= Texto del ejercicio =
· · · ·

Por Sandra Luz Tello Velázquez
El expresidente Andrés Manuel López Obrador ha vuelto a desatar la polémica desde un escenario público distinto al de sus antiguas funciones como mandatario de este país. La discusión surge debido a las páginas de su nuevo libro: “Grandeza”. La obra propone reescribir la narrativa histórica nacional, erigiendo el México precolombino como una potencia cultural inmaculada. El autor pretende desmantelar “la historia inventada y tendenciosa de los europeos”, quienes, desde la visión del autor, discurrieron sobre los sacrificios humanos para justificar la opresión a la que sometieron a los pobladores de Mesoamérica.
La premisa de López Obrador aparece como un ejercicio de rescate de la identidad profunda de México, barnizado con la reivindicación cultural, pero en realidad se esconde una estrategia política más vieja y preocupante: utilizar la historia como un arma de polarización, a través de la santificación del pueblo raso.
El eje argumentativo de «Grandeza» es la resiliencia, los valores y la fraternidad del pueblo mexicano heredados del pasado prehispánico, retomando una fórmula política reiterada durante todo su sexenio: el pueblo raso mexicano tiene en esencia una excepcional idiosincrasia de fraternidad, de amor al prójimo, de verdadera solidaridad, una pureza que en su momento fue situada como si se tratara de un decreto presidencial.
López Obrador rechaza cualquier elemento oscuro o complejo de las culturas mesoamericanas, como los sacrificios humanos y sus estructuras de poder (imperios, cacicazgos, sociedades estratificadas con élites gobernantes, etcétera), acotando que esa parte de la historia precolombina es una “mentira” europea, de tal forma que el autor presenta una perfección simbólica, transformando la objetividad de la historia en un simple decorado épico. Es evidente que la voz que escribe brota del líder de un partido que victimiza a todo un país para mantener su postura de que el pueblo es sabio, perfecto y bueno.
El argumento central del libro muestra que los españoles y europeos construyeron el concepto de “salvaje” para justificar la opresión. No debe negarse la devastación, el saqueo o el abuso por parte de los conquistadores. Sin embargo, una simplificación tendenciosa que desplaza la responsabilidad actual y congela la historia en una victimización cómoda es peligrosa.
En definitiva, «Grandeza» representa un recorrido narrativo accesible, pero al limitar la historia a una dicotomía entre el bien, representado en los pueblos mesoamericanos, y el mal vinculado con la presencia de España, que simboliza a los conservadores, se convierte en un manual que justifica las decisiones políticas actuales. Es evidente que el libro no puede considerarse una obra histórica rigurosa.
Finalmente, el desafío de México es conocer, analizar y enfrentar nuestras verdades incómodas, es mirar críticamente nuestra historia para no repetirla. Se trata de no perpetuar leyendas de personajes nacionales que también se corrompieron con el poder y así evitar simplificar la realidad histórica centrada en mitos fundacionales.

· · · ·

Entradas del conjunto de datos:

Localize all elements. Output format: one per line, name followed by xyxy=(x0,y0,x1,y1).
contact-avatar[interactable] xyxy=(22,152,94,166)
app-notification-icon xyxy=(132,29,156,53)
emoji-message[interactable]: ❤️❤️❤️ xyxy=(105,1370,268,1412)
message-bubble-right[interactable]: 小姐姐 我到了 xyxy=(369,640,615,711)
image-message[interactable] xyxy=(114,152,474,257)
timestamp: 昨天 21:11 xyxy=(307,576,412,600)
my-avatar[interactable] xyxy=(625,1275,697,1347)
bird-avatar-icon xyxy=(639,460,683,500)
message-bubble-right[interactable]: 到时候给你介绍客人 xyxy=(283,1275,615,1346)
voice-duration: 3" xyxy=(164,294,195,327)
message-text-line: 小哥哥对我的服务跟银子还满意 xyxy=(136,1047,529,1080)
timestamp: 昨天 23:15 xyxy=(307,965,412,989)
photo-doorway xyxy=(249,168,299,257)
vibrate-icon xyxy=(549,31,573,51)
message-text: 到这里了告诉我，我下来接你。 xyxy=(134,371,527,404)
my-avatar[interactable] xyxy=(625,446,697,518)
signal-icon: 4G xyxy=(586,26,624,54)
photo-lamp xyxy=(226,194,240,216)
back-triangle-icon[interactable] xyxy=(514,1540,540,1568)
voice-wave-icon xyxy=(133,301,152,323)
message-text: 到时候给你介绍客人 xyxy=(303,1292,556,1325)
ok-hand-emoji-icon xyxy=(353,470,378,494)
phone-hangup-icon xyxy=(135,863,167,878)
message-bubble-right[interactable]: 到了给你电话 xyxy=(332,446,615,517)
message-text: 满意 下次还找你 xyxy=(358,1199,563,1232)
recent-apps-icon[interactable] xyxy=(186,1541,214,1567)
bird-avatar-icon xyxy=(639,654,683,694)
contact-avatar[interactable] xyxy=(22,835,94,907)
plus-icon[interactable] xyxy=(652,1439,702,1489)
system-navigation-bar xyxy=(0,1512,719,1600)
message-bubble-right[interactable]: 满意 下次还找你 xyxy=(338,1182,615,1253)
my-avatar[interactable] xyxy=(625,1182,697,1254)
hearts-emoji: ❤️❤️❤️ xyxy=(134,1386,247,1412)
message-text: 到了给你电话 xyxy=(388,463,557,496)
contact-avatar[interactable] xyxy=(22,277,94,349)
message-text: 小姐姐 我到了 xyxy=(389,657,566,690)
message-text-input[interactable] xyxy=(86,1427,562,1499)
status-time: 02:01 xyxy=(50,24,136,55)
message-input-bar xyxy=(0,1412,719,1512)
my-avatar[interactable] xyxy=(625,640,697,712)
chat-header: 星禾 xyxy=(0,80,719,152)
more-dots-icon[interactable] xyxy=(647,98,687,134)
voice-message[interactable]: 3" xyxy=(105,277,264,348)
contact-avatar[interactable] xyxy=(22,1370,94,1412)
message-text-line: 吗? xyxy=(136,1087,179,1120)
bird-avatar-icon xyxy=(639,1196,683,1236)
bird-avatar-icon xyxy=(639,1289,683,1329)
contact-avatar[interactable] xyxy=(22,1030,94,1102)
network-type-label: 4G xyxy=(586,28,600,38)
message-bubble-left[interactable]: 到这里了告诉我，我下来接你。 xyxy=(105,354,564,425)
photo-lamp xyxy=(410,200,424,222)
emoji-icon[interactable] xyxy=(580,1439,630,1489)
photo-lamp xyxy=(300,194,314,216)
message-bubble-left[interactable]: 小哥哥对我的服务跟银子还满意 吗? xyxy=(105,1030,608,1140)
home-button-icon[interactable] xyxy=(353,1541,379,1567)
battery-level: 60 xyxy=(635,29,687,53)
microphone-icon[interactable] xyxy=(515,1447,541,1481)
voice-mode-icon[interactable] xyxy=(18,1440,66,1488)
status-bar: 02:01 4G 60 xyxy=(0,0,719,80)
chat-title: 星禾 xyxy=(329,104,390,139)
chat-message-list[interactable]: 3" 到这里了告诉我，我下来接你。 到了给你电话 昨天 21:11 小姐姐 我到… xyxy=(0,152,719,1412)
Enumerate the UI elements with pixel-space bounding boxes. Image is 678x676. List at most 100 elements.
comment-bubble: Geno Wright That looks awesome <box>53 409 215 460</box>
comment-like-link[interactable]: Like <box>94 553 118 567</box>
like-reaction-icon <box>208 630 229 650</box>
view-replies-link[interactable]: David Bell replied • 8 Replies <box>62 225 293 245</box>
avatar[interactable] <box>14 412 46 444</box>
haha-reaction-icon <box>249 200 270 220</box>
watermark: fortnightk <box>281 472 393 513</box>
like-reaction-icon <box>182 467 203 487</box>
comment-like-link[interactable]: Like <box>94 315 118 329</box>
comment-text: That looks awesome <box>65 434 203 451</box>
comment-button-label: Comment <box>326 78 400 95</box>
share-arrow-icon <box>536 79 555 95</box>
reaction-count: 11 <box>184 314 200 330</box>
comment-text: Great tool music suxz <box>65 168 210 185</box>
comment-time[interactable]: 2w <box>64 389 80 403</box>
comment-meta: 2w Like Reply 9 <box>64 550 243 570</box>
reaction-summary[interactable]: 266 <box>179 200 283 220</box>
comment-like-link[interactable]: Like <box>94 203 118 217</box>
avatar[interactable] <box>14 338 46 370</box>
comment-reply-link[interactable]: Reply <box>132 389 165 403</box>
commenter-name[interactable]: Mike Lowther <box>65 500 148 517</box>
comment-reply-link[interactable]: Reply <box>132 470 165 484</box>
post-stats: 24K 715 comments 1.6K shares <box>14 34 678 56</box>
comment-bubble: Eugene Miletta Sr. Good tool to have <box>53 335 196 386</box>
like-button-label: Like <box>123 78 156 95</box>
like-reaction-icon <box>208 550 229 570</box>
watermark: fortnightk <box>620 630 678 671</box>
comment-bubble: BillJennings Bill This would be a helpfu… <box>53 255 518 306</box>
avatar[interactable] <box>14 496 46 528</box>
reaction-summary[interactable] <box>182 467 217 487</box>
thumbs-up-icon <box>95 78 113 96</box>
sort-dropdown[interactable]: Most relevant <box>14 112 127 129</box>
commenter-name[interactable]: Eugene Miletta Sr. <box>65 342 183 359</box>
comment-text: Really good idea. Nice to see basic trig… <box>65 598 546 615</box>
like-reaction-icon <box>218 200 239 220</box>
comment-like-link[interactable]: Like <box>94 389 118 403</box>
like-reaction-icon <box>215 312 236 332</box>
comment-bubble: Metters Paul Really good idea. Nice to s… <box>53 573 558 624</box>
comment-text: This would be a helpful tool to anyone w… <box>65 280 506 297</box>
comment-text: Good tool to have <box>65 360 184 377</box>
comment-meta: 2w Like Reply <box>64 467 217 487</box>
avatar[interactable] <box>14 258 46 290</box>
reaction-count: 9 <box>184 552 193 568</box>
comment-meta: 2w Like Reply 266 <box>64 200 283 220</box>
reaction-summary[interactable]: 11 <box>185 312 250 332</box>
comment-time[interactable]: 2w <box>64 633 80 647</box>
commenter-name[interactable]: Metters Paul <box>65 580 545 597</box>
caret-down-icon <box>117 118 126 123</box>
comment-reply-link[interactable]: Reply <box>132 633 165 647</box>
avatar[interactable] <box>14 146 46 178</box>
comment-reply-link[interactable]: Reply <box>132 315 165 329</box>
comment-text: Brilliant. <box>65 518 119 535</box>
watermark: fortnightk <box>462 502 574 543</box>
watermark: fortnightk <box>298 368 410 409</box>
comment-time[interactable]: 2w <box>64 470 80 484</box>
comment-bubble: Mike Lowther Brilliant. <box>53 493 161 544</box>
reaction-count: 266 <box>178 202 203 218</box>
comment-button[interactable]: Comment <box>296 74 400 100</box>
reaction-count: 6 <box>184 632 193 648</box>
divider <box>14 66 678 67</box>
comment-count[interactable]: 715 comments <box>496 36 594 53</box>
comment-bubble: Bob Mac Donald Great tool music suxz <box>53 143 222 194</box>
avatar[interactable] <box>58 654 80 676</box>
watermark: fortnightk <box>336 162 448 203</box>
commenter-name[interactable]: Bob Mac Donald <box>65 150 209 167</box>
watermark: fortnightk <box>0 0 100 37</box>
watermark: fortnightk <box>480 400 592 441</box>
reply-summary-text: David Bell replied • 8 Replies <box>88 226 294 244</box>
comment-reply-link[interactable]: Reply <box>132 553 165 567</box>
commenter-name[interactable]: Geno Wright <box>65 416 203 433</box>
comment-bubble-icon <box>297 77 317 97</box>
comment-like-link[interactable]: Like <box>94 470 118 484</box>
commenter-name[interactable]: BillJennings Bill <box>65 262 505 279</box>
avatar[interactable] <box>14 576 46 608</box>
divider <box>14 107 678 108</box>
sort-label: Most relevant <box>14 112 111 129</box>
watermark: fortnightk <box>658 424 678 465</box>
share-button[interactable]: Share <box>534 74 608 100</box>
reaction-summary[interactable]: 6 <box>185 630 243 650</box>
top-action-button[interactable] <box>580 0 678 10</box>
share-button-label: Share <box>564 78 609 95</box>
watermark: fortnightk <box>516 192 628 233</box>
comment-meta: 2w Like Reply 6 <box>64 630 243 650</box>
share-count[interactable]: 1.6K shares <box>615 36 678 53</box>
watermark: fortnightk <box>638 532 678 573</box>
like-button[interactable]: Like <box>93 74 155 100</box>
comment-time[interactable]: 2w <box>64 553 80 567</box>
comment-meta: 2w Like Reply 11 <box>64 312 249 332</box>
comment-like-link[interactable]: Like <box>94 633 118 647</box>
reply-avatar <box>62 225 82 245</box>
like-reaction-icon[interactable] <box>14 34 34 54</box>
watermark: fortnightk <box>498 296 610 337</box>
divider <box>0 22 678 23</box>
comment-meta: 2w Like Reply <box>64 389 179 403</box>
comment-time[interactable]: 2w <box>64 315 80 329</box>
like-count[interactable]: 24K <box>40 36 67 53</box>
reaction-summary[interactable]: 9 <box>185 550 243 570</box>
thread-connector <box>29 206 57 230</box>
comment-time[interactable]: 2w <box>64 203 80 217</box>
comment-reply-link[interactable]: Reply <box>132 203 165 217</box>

· · · ·

= Tarea asignada =
Según el texto sobre el libro «Grandeza», ¿cuál es el eje argumentativo de esa obra?

= Resultado obtenido =
La resiliencia, los valores y la fraternidad del pueblo mexicano heredados del pasado prehispánico.